→ Try it
Search the listing below, and show each line that includes the word "Sequences".
^^^^^^^^
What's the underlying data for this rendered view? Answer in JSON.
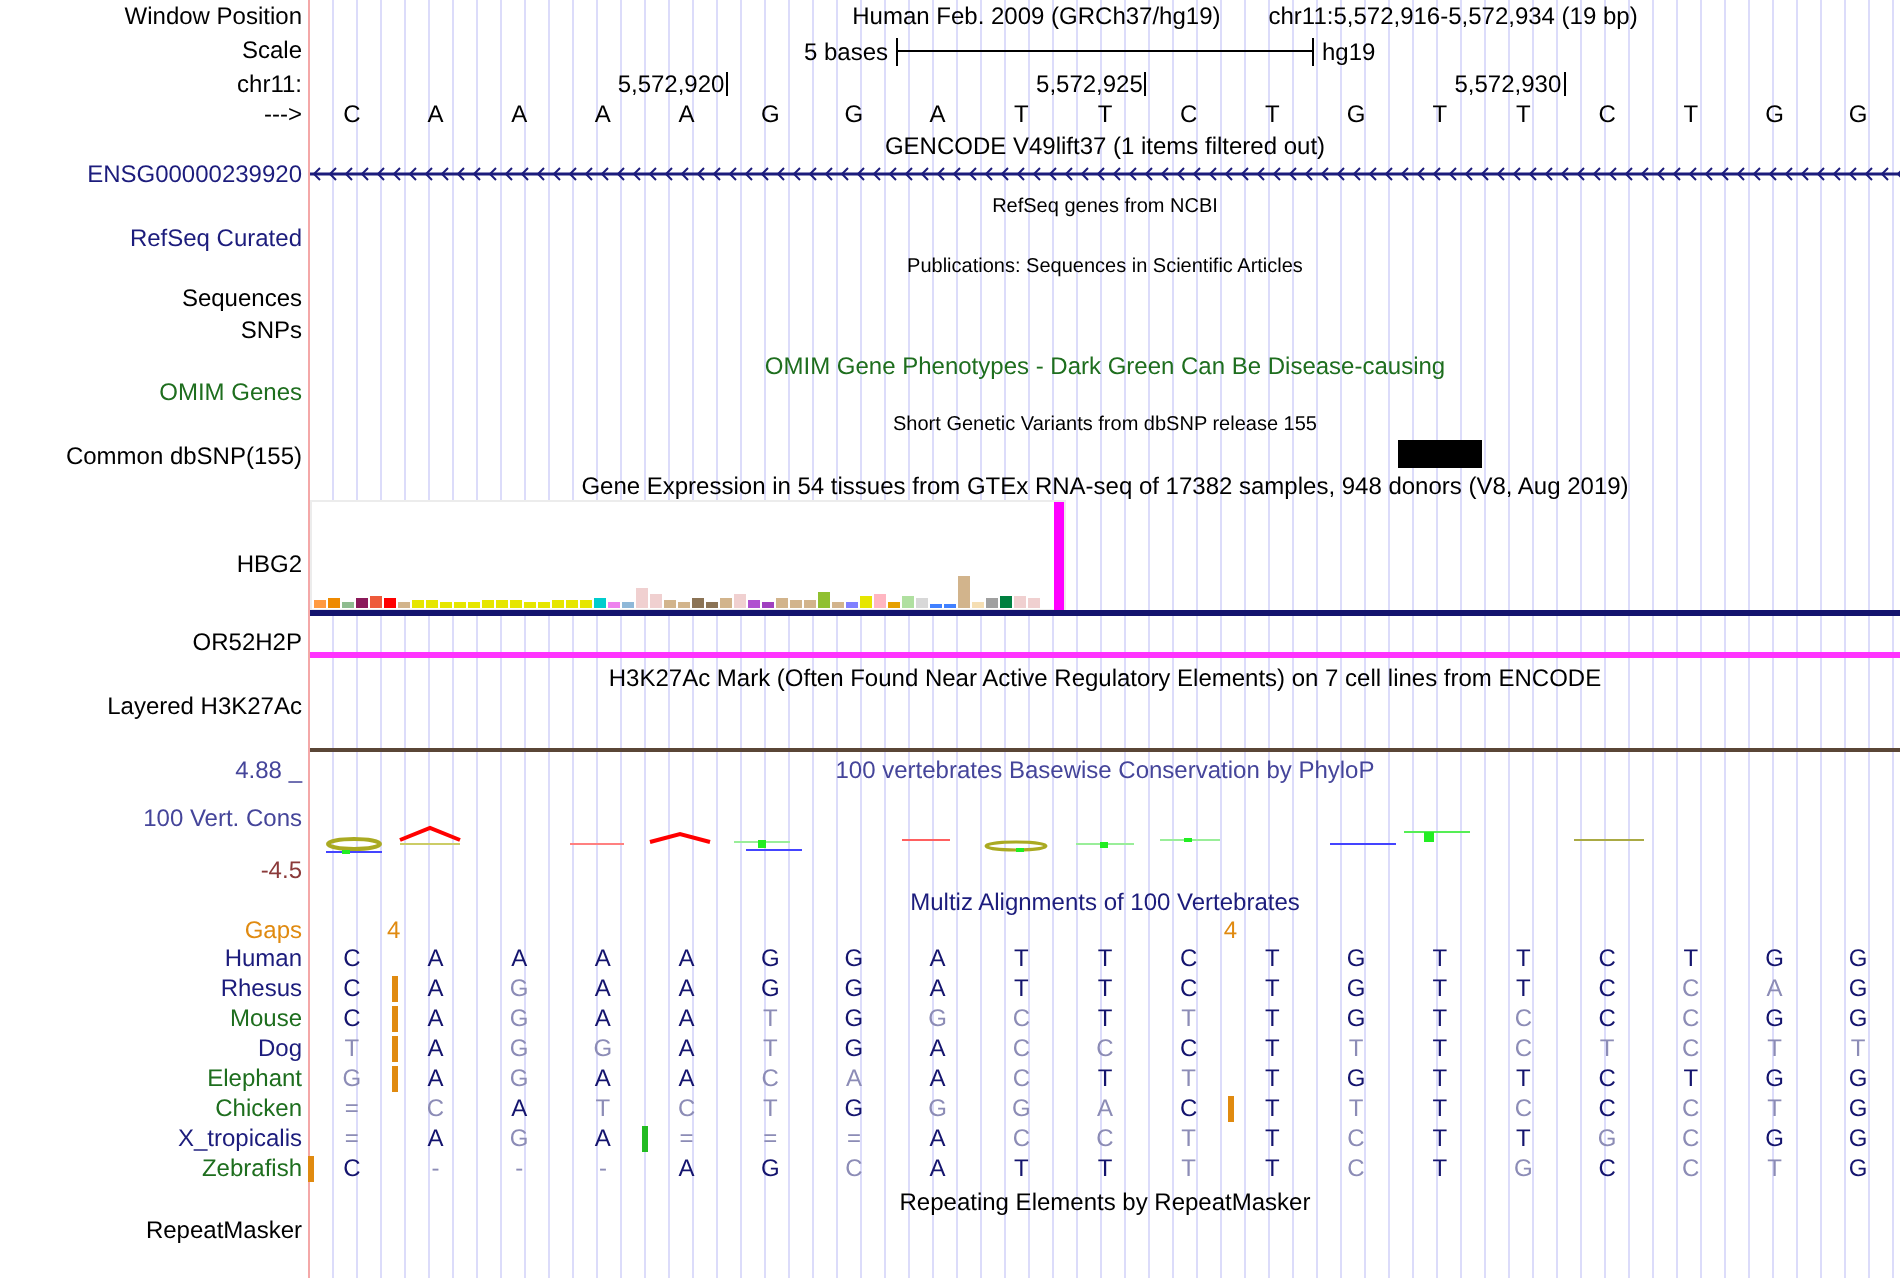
{
  "position": {
    "label": "Window Position",
    "assembly": "Human Feb. 2009 (GRCh37/hg19)",
    "range": "chr11:5,572,916-5,572,934 (19 bp)"
  },
  "scale": {
    "label": "Scale",
    "span": "5 bases",
    "db": "hg19"
  },
  "coordinates": {
    "label": "chr11:",
    "ticks": [
      "5,572,920",
      "5,572,925",
      "5,572,930"
    ]
  },
  "bases": {
    "label": "--->",
    "letters": [
      "C",
      "A",
      "A",
      "A",
      "A",
      "G",
      "G",
      "A",
      "T",
      "T",
      "C",
      "T",
      "G",
      "T",
      "T",
      "C",
      "T",
      "G",
      "G"
    ]
  },
  "tracks": [
    {
      "kind": "gene",
      "title": "GENCODE V49lift37 (1 items filtered out)",
      "labels": [
        {
          "text": "ENSG00000239920",
          "color": "#1c1c7c"
        }
      ]
    },
    {
      "kind": "compact",
      "title": "RefSeq genes from NCBI",
      "labels": [
        {
          "text": "RefSeq Curated",
          "color": "#1c1c7c"
        }
      ]
    },
    {
      "kind": "compact",
      "title": "Publications: Sequences in Scientific Articles",
      "labels": [
        {
          "text": "Sequences",
          "color": "#000000"
        },
        {
          "text": "SNPs",
          "color": "#000000"
        }
      ]
    },
    {
      "kind": "phenotype",
      "title": "OMIM Gene Phenotypes - Dark Green Can Be Disease-causing",
      "labels": [
        {
          "text": "OMIM Genes",
          "color": "#1e6e1e"
        }
      ]
    },
    {
      "kind": "snp",
      "title": "Short Genetic Variants from dbSNP release 155",
      "labels": [
        {
          "text": "Common dbSNP(155)",
          "color": "#000000"
        }
      ]
    },
    {
      "kind": "expression",
      "title": "Gene Expression in 54 tissues from GTEx RNA-seq of 17382 samples, 948 donors (V8, Aug 2019)",
      "labels": [
        {
          "text": "HBG2",
          "color": "#000000"
        },
        {
          "text": "OR52H2P",
          "color": "#000000"
        }
      ]
    },
    {
      "kind": "signal",
      "title": "H3K27Ac Mark (Often Found Near Active Regulatory Elements) on 7 cell lines from ENCODE",
      "labels": [
        {
          "text": "Layered H3K27Ac",
          "color": "#000000"
        }
      ]
    },
    {
      "kind": "conservation",
      "title": "100 vertebrates Basewise Conservation by PhyloP",
      "labels": [
        {
          "text": "4.88 _",
          "color": "#45459a"
        },
        {
          "text": "100 Vert. Cons",
          "color": "#45459a"
        },
        {
          "text": "-4.5",
          "color": "#8b3a3a"
        }
      ]
    },
    {
      "kind": "alignment",
      "title": "Multiz Alignments of 100 Vertebrates",
      "gaps": {
        "label": "Gaps",
        "color": "#e08a10",
        "cells": [
          {},
          {
            "count": "4"
          },
          {},
          {},
          {},
          {},
          {},
          {},
          {},
          {},
          {},
          {
            "count": "4"
          },
          {},
          {},
          {},
          {},
          {},
          {},
          {}
        ]
      },
      "species": [
        {
          "name": "Human",
          "color": "#1c1c7c",
          "bases": [
            {
              "base": "C",
              "insert": false
            },
            {
              "base": "A",
              "insert": false
            },
            {
              "base": "A",
              "insert": false
            },
            {
              "base": "A",
              "insert": false
            },
            {
              "base": "A",
              "insert": false
            },
            {
              "base": "G",
              "insert": false
            },
            {
              "base": "G",
              "insert": false
            },
            {
              "base": "A",
              "insert": false
            },
            {
              "base": "T",
              "insert": false
            },
            {
              "base": "T",
              "insert": false
            },
            {
              "base": "C",
              "insert": false
            },
            {
              "base": "T",
              "insert": false
            },
            {
              "base": "G",
              "insert": false
            },
            {
              "base": "T",
              "insert": false
            },
            {
              "base": "T",
              "insert": false
            },
            {
              "base": "C",
              "insert": false
            },
            {
              "base": "T",
              "insert": false
            },
            {
              "base": "G",
              "insert": false
            },
            {
              "base": "G",
              "insert": false
            }
          ]
        },
        {
          "name": "Rhesus",
          "color": "#1c1c7c",
          "bases": [
            {
              "base": "C",
              "insert": false
            },
            {
              "base": "A",
              "insert": true,
              "color": "#e08a10"
            },
            {
              "base": "G",
              "insert": false
            },
            {
              "base": "A",
              "insert": false
            },
            {
              "base": "A",
              "insert": false
            },
            {
              "base": "G",
              "insert": false
            },
            {
              "base": "G",
              "insert": false
            },
            {
              "base": "A",
              "insert": false
            },
            {
              "base": "T",
              "insert": false
            },
            {
              "base": "T",
              "insert": false
            },
            {
              "base": "C",
              "insert": false
            },
            {
              "base": "T",
              "insert": false
            },
            {
              "base": "G",
              "insert": false
            },
            {
              "base": "T",
              "insert": false
            },
            {
              "base": "T",
              "insert": false
            },
            {
              "base": "C",
              "insert": false
            },
            {
              "base": "C",
              "insert": false
            },
            {
              "base": "A",
              "insert": false
            },
            {
              "base": "G",
              "insert": false
            }
          ]
        },
        {
          "name": "Mouse",
          "color": "#1e6e1e",
          "bases": [
            {
              "base": "C",
              "insert": false
            },
            {
              "base": "A",
              "insert": true,
              "color": "#e08a10"
            },
            {
              "base": "G",
              "insert": false
            },
            {
              "base": "A",
              "insert": false
            },
            {
              "base": "A",
              "insert": false
            },
            {
              "base": "T",
              "insert": false
            },
            {
              "base": "G",
              "insert": false
            },
            {
              "base": "G",
              "insert": false
            },
            {
              "base": "C",
              "insert": false
            },
            {
              "base": "T",
              "insert": false
            },
            {
              "base": "T",
              "insert": false
            },
            {
              "base": "T",
              "insert": false
            },
            {
              "base": "G",
              "insert": false
            },
            {
              "base": "T",
              "insert": false
            },
            {
              "base": "C",
              "insert": false
            },
            {
              "base": "C",
              "insert": false
            },
            {
              "base": "C",
              "insert": false
            },
            {
              "base": "G",
              "insert": false
            },
            {
              "base": "G",
              "insert": false
            }
          ]
        },
        {
          "name": "Dog",
          "color": "#1c1c7c",
          "bases": [
            {
              "base": "T",
              "insert": false
            },
            {
              "base": "A",
              "insert": true,
              "color": "#e08a10"
            },
            {
              "base": "G",
              "insert": false
            },
            {
              "base": "G",
              "insert": false
            },
            {
              "base": "A",
              "insert": false
            },
            {
              "base": "T",
              "insert": false
            },
            {
              "base": "G",
              "insert": false
            },
            {
              "base": "A",
              "insert": false
            },
            {
              "base": "C",
              "insert": false
            },
            {
              "base": "C",
              "insert": false
            },
            {
              "base": "C",
              "insert": false
            },
            {
              "base": "T",
              "insert": false
            },
            {
              "base": "T",
              "insert": false
            },
            {
              "base": "T",
              "insert": false
            },
            {
              "base": "C",
              "insert": false
            },
            {
              "base": "T",
              "insert": false
            },
            {
              "base": "C",
              "insert": false
            },
            {
              "base": "T",
              "insert": false
            },
            {
              "base": "T",
              "insert": false
            }
          ]
        },
        {
          "name": "Elephant",
          "color": "#1e6e1e",
          "bases": [
            {
              "base": "G",
              "insert": false
            },
            {
              "base": "A",
              "insert": true,
              "color": "#e08a10"
            },
            {
              "base": "G",
              "insert": false
            },
            {
              "base": "A",
              "insert": false
            },
            {
              "base": "A",
              "insert": false
            },
            {
              "base": "C",
              "insert": false
            },
            {
              "base": "A",
              "insert": false
            },
            {
              "base": "A",
              "insert": false
            },
            {
              "base": "C",
              "insert": false
            },
            {
              "base": "T",
              "insert": false
            },
            {
              "base": "T",
              "insert": false
            },
            {
              "base": "T",
              "insert": false
            },
            {
              "base": "G",
              "insert": false
            },
            {
              "base": "T",
              "insert": false
            },
            {
              "base": "T",
              "insert": false
            },
            {
              "base": "C",
              "insert": false
            },
            {
              "base": "T",
              "insert": false
            },
            {
              "base": "G",
              "insert": false
            },
            {
              "base": "G",
              "insert": false
            }
          ]
        },
        {
          "name": "Chicken",
          "color": "#1e6e1e",
          "bases": [
            {
              "base": "=",
              "insert": false
            },
            {
              "base": "C",
              "insert": false
            },
            {
              "base": "A",
              "insert": false
            },
            {
              "base": "T",
              "insert": false
            },
            {
              "base": "C",
              "insert": false
            },
            {
              "base": "T",
              "insert": false
            },
            {
              "base": "G",
              "insert": false
            },
            {
              "base": "G",
              "insert": false
            },
            {
              "base": "G",
              "insert": false
            },
            {
              "base": "A",
              "insert": false
            },
            {
              "base": "C",
              "insert": false
            },
            {
              "base": "T",
              "insert": true,
              "color": "#e08a10"
            },
            {
              "base": "T",
              "insert": false
            },
            {
              "base": "T",
              "insert": false
            },
            {
              "base": "C",
              "insert": false
            },
            {
              "base": "C",
              "insert": false
            },
            {
              "base": "C",
              "insert": false
            },
            {
              "base": "T",
              "insert": false
            },
            {
              "base": "G",
              "insert": false
            }
          ]
        },
        {
          "name": "X_tropicalis",
          "color": "#1c1c7c",
          "bases": [
            {
              "base": "=",
              "insert": false
            },
            {
              "base": "A",
              "insert": false
            },
            {
              "base": "G",
              "insert": false
            },
            {
              "base": "A",
              "insert": false
            },
            {
              "base": "=",
              "insert": true,
              "color": "#22bb22"
            },
            {
              "base": "=",
              "insert": false
            },
            {
              "base": "=",
              "insert": false
            },
            {
              "base": "A",
              "insert": false
            },
            {
              "base": "C",
              "insert": false
            },
            {
              "base": "C",
              "insert": false
            },
            {
              "base": "T",
              "insert": false
            },
            {
              "base": "T",
              "insert": false
            },
            {
              "base": "C",
              "insert": false
            },
            {
              "base": "T",
              "insert": false
            },
            {
              "base": "T",
              "insert": false
            },
            {
              "base": "G",
              "insert": false
            },
            {
              "base": "C",
              "insert": false
            },
            {
              "base": "G",
              "insert": false
            },
            {
              "base": "G",
              "insert": false
            }
          ]
        },
        {
          "name": "Zebrafish",
          "color": "#1e6e1e",
          "bases": [
            {
              "base": "C",
              "insert": true,
              "color": "#e08a10"
            },
            {
              "base": "-",
              "insert": false
            },
            {
              "base": "-",
              "insert": false
            },
            {
              "base": "-",
              "insert": false
            },
            {
              "base": "A",
              "insert": false
            },
            {
              "base": "G",
              "insert": false
            },
            {
              "base": "C",
              "insert": false
            },
            {
              "base": "A",
              "insert": false
            },
            {
              "base": "T",
              "insert": false
            },
            {
              "base": "T",
              "insert": false
            },
            {
              "base": "T",
              "insert": false
            },
            {
              "base": "T",
              "insert": false
            },
            {
              "base": "C",
              "insert": false
            },
            {
              "base": "T",
              "insert": false
            },
            {
              "base": "G",
              "insert": false
            },
            {
              "base": "C",
              "insert": false
            },
            {
              "base": "C",
              "insert": false
            },
            {
              "base": "T",
              "insert": false
            },
            {
              "base": "G",
              "insert": false
            }
          ]
        }
      ]
    },
    {
      "kind": "plain",
      "title": "Repeating Elements by RepeatMasker",
      "labels": [
        {
          "text": "RepeatMasker",
          "color": "#000000"
        }
      ]
    }
  ]
}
^^^^^^^^
→ Answer for the task
      "title": "Publications: Sequences in Scientific Articles",
          "text": "Sequences",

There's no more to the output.